Stored data:
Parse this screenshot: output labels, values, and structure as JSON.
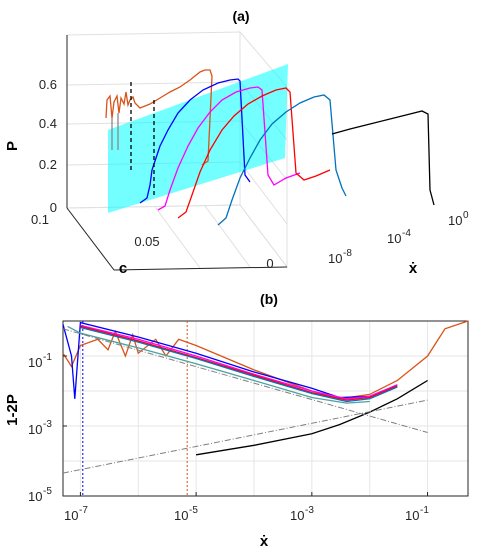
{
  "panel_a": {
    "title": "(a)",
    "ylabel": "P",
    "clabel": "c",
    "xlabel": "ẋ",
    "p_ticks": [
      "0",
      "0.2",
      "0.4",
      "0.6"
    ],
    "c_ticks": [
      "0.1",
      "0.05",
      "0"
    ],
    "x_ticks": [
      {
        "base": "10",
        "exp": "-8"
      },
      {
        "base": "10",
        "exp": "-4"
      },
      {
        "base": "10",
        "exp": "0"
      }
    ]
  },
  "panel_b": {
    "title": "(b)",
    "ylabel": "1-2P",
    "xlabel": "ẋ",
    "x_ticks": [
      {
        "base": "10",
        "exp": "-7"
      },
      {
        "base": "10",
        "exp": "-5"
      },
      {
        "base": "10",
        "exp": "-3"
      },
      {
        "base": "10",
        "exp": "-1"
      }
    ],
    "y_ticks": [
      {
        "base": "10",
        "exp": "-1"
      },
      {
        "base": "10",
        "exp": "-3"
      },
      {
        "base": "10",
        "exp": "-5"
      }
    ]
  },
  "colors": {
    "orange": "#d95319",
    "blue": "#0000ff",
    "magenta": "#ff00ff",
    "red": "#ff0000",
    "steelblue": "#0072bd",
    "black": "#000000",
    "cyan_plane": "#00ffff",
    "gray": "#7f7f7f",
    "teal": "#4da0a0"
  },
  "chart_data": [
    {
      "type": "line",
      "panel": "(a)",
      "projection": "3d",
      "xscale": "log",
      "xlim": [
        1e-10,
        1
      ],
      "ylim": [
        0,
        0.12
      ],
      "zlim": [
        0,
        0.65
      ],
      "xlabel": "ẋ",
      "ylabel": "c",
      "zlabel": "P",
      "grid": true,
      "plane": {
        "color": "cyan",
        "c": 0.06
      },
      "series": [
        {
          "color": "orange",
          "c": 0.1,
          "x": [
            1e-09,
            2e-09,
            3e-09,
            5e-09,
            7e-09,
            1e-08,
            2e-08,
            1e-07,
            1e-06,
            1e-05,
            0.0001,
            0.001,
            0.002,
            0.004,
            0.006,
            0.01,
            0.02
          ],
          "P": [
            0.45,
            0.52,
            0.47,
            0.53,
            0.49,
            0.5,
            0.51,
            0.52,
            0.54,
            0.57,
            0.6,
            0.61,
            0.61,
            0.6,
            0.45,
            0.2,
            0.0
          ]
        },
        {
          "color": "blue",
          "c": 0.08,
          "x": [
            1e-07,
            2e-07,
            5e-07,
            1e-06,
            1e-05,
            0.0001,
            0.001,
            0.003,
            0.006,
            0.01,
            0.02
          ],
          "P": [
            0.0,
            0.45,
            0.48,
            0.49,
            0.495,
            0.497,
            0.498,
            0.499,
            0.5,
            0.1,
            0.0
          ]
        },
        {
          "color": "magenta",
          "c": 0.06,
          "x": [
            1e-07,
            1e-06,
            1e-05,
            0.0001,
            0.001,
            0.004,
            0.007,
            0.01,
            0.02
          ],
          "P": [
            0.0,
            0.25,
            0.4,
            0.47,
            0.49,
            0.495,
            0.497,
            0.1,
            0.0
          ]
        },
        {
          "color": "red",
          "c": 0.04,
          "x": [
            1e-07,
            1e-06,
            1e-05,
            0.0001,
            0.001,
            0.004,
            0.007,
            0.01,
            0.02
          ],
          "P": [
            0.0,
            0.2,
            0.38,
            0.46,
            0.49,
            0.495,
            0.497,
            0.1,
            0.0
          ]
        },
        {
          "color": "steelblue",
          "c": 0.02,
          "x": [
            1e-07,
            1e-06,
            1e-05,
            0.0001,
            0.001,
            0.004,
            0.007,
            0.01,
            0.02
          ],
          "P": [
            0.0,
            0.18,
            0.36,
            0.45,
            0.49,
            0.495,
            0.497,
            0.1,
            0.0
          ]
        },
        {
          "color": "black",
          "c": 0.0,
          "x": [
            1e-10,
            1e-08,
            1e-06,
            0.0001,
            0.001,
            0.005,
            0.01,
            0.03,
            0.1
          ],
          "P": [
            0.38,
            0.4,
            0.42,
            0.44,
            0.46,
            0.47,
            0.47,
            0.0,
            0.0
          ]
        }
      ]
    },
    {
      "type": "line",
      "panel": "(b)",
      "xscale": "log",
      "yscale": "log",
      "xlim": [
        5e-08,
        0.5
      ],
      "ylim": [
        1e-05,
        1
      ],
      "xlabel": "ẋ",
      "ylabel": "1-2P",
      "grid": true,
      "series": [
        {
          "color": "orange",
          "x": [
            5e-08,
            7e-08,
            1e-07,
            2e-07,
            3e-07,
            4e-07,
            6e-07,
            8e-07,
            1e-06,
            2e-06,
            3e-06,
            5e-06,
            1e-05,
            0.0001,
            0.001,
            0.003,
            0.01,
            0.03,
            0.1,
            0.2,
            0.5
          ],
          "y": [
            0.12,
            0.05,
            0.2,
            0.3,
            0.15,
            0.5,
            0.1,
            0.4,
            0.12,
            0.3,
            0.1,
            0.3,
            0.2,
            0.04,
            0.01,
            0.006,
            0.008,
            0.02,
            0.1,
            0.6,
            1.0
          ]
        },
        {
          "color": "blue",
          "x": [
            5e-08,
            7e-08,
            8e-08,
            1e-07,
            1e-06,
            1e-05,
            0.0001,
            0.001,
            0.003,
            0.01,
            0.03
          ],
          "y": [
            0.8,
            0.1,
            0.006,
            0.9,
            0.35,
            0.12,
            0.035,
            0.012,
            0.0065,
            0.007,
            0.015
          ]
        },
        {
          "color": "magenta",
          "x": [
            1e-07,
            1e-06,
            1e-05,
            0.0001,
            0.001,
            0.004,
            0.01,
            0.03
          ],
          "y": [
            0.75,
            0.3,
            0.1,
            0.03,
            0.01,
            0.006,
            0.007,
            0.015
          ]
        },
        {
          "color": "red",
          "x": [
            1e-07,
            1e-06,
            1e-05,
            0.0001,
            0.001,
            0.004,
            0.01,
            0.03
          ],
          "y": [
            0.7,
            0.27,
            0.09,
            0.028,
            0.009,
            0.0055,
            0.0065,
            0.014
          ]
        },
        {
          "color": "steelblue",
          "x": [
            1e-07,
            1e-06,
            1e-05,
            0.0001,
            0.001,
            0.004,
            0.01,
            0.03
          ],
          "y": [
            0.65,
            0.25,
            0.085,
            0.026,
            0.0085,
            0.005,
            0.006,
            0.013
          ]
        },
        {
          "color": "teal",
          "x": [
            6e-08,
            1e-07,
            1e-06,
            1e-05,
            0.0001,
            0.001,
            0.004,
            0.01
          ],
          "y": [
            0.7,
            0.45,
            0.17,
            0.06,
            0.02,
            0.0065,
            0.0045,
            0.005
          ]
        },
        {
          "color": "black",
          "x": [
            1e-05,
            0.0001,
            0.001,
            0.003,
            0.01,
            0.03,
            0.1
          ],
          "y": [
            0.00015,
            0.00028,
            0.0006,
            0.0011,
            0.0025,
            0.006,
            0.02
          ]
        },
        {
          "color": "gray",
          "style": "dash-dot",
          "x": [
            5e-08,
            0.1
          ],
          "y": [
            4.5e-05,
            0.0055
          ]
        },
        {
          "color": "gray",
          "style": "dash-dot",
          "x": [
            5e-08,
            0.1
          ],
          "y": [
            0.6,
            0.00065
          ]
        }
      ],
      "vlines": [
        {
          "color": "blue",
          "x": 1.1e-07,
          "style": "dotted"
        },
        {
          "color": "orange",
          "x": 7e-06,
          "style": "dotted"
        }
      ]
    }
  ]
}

---

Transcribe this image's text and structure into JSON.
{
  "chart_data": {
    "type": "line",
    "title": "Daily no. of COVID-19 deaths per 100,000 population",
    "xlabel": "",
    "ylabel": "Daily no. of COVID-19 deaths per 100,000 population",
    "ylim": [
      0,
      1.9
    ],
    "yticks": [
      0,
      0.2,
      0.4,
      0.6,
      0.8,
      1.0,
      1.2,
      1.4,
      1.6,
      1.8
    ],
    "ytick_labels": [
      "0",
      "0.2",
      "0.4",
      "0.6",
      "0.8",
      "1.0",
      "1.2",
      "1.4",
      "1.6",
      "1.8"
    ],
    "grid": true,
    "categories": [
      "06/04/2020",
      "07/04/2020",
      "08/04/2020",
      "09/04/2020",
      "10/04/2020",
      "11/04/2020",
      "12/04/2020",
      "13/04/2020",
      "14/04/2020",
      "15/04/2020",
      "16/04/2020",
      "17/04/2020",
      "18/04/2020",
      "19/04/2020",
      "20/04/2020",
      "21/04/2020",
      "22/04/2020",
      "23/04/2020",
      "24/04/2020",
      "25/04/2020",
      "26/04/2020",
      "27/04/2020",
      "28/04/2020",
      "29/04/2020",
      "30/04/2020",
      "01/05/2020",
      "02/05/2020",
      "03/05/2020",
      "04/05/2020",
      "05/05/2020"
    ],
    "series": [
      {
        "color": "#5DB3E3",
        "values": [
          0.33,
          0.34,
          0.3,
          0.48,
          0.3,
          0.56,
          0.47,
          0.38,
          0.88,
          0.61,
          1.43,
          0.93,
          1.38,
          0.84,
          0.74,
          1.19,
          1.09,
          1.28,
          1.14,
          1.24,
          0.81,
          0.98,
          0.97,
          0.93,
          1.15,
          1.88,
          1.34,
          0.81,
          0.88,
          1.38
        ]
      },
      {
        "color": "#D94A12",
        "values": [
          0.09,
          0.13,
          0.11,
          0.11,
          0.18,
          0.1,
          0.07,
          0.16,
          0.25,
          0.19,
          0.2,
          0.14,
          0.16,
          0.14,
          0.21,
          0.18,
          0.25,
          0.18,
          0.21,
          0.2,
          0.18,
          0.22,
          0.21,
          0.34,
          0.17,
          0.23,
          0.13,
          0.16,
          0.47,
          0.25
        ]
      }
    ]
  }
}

__What is expected__
Pick out, from the lines above, every one that contains the string "this".

__Task response__
Parse this screenshot: output labels, values, and structure as JSON.
Transcribe this image's text and structure into JSON.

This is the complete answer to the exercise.